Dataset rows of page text
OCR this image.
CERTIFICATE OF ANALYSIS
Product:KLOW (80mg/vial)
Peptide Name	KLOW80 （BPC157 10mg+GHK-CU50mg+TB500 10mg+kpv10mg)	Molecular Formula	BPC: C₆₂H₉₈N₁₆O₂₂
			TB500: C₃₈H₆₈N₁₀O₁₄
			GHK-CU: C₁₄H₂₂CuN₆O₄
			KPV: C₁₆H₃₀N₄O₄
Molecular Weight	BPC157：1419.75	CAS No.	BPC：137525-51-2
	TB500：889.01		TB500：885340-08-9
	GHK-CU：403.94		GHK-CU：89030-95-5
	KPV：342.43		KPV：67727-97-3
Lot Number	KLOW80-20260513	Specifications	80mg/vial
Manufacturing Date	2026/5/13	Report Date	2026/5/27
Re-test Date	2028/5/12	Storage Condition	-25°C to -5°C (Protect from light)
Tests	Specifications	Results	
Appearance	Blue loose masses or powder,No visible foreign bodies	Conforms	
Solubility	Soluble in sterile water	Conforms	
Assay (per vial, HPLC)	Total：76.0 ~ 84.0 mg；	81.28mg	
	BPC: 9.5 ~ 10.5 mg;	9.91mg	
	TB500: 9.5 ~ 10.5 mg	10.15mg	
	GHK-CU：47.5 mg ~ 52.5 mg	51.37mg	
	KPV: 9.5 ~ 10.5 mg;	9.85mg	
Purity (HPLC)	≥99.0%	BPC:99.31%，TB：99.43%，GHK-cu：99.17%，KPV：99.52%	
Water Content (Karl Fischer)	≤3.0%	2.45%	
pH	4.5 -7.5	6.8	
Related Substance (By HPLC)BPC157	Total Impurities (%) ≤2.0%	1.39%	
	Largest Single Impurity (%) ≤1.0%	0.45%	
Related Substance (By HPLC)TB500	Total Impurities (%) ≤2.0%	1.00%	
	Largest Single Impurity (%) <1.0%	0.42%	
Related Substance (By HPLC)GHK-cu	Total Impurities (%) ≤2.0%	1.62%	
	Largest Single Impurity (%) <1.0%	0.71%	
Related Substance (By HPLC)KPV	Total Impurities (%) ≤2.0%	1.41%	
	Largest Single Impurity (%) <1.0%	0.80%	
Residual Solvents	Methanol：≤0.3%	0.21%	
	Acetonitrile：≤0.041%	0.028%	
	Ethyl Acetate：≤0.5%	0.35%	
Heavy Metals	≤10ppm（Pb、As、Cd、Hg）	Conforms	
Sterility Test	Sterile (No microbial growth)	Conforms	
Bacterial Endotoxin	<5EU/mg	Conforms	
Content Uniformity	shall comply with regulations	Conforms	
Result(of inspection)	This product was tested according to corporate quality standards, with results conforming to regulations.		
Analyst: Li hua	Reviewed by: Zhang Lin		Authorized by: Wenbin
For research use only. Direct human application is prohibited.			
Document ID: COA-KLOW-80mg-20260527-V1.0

TASK TO COMPLETE | Reproduce all entries. Keep them exact.

ANSWER SPACE |
OCR this image.
CERTIFICATE OF ANALYSIS
Product:KLOW (80mg/vial)
Peptide Name	KLOW80 （BPC157 10mg+GHK-CU50mg+TB500 10mg+kpv10mg)	Molecular Formula	BPC: C₆₂H₉₈N₁₆O₂₂
			TB500: C₃₈H₆₈N₁₀O₁₄
			GHK-CU: C₁₄H₂₂CuN₆O₄
			KPV: C₁₆H₃₀N₄O₄
Molecular Weight	BPC157：1419.75	CAS No.	BPC：137525-51-2
	TB500：889.01		TB500：885340-08-9
	GHK-CU：403.94		GHK-CU：89030-95-5
	KPV：342.43		KPV：67727-97-3
Lot Number	KLOW80-20260513	Specifications	80mg/vial
Manufacturing Date	2026/5/13	Report Date	2026/5/27
Re-test Date	2028/5/12	Storage Condition	-25°C to -5°C (Protect from light)
Tests	Specifications	Results	
Appearance	Blue loose masses or powder,No visible foreign bodies	Conforms	
Solubility	Soluble in sterile water	Conforms	
Assay (per vial, HPLC)	Total：76.0 ~ 84.0 mg；	81.28mg	
	BPC: 9.5 ~ 10.5 mg;	9.91mg	
	TB500: 9.5 ~ 10.5 mg	10.15mg	
	GHK-CU：47.5 mg ~ 52.5 mg	51.37mg	
	KPV: 9.5 ~ 10.5 mg;	9.85mg	
Purity (HPLC)	≥99.0%	BPC:99.31%，TB：99.43%，GHK-cu：99.17%，KPV：99.52%	
Water Content (Karl Fischer)	≤3.0%	2.45%	
pH	4.5 -7.5	6.8	
Related Substance (By HPLC)BPC157	Total Impurities (%) ≤2.0%	1.39%	
	Largest Single Impurity (%) ≤1.0%	0.45%	
Related Substance (By HPLC)TB500	Total Impurities (%) ≤2.0%	1.00%	
	Largest Single Impurity (%) <1.0%	0.42%	
Related Substance (By HPLC)GHK-cu	Total Impurities (%) ≤2.0%	1.62%	
	Largest Single Impurity (%) <1.0%	0.71%	
Related Substance (By HPLC)KPV	Total Impurities (%) ≤2.0%	1.41%	
	Largest Single Impurity (%) <1.0%	0.80%	
Residual Solvents	Methanol：≤0.3%	0.21%	
	Acetonitrile：≤0.041%	0.028%	
	Ethyl Acetate：≤0.5%	0.35%	
Heavy Metals	≤10ppm（Pb、As、Cd、Hg）	Conforms	
Sterility Test	Sterile (No microbial growth)	Conforms	
Bacterial Endotoxin	<5EU/mg	Conforms	
Content Uniformity	shall comply with regulations	Conforms	
Result(of inspection)	This product was tested according to corporate quality standards, with results conforming to regulations.		
Analyst: Li hua	Reviewed by: Zhang Lin		Authorized by: Wenbin
For research use only. Direct human application is prohibited.			
Document ID: COA-KLOW-80mg-20260527-V1.0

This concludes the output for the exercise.